◆ ASSIGNMENT A ◆
List every HTTP status code that the excerpt on Okta hooks mentions, with any description it gives for each.
◆ ASSIGNMENT B ◆
Transcribe the passage of the excerpt on Okta hooks that opens with the words "A timeout of" and closes with "out and retry.".

◆ EXCERPT PROVIDED ◆
• • • •
Note: Adding an HTTP URL when enabling a hook in the Admin Console displays an invalid URL provided error.

Avoid delays in hook responses

When Okta uses an inline hook to communicate with your endpoint, the user experience is paused until your code responds.

Okta event hooks also require a response. To prevent unnecessary delays or timeouts, Okta recommends the following for event hooks:

  • Respond immediately to the HTTP request with either a 200 (Success) or 204 (Success no content) return code.
  • Process the event hook request data after sending the response code.

A timeout of three seconds is enforced on all outbound requests for event and inline hooks. One request retry is sent in the event of a timeout or an error response from the external service. If a successful response isn't received after that, an HTTP 400 error is returned with more information about the failure.

See inline hook Timeout and retry and event hook Time out and retry.

Limits, duplicates, and order of hook calls

The number of hook calls and the limits per org are available in the following table. Keep in mind these numbers and limits when designing your hook solution.

Your external service that processes hook requests must consider that the order of events or inline hook calls aren't guaranteed. Also, to avoid processing duplicate requests, use the eventId property to identify unique requests.

Hook Type Limit Type Limit Description
Event hook Number of daily events 400,000 A maximum of 400,000 applicable events, per org, per day, that trigger event hooks. Event hooks aren't recorded or replayed after this point. If a request times out after three seconds, event hooks are retried once. Retries don't count toward the org limit.
• • • •
◆ INFORMATION PROVIDED ◆
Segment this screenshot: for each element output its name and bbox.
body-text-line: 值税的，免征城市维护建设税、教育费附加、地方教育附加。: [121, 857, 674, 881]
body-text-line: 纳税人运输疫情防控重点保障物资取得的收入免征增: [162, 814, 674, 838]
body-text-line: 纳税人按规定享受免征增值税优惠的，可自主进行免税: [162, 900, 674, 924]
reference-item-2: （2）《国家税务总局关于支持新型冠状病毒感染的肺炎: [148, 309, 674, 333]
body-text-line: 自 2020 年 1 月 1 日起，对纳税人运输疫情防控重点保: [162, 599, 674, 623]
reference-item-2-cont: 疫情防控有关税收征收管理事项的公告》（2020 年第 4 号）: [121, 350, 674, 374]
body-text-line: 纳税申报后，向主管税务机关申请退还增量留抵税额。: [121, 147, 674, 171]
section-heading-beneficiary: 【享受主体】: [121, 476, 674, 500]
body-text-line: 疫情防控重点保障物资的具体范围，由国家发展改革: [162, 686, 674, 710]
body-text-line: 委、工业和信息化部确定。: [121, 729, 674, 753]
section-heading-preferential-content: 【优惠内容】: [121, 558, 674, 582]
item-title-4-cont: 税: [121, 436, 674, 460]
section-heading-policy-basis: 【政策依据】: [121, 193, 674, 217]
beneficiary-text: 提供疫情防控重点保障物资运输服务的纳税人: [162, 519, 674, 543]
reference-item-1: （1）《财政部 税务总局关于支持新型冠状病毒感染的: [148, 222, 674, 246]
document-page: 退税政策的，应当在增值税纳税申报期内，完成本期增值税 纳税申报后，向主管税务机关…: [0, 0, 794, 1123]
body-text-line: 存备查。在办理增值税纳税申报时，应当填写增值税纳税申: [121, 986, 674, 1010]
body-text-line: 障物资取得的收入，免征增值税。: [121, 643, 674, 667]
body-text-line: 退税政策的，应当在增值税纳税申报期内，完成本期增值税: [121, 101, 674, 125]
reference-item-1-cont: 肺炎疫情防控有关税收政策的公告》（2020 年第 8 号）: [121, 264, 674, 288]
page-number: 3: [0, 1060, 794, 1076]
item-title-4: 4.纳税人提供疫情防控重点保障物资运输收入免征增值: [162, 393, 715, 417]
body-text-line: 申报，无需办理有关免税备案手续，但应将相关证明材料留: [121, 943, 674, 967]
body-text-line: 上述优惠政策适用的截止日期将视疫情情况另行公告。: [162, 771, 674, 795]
• • • •
◆ EXPECTED ANSWER A ◆
- 200 (Success)
- 204 (Success no content)
- 400 (error returned with more information about the failure)

◆ EXPECTED ANSWER B ◆
A timeout of three seconds is enforced on all outbound requests for event and inline hooks. One request retry is sent in the event of a timeout or an error response from the external service. If a successful response isn't received after that, an HTTP 400 error is returned with more information about the failure.

See inline hook Timeout and retry and event hook Time out and retry.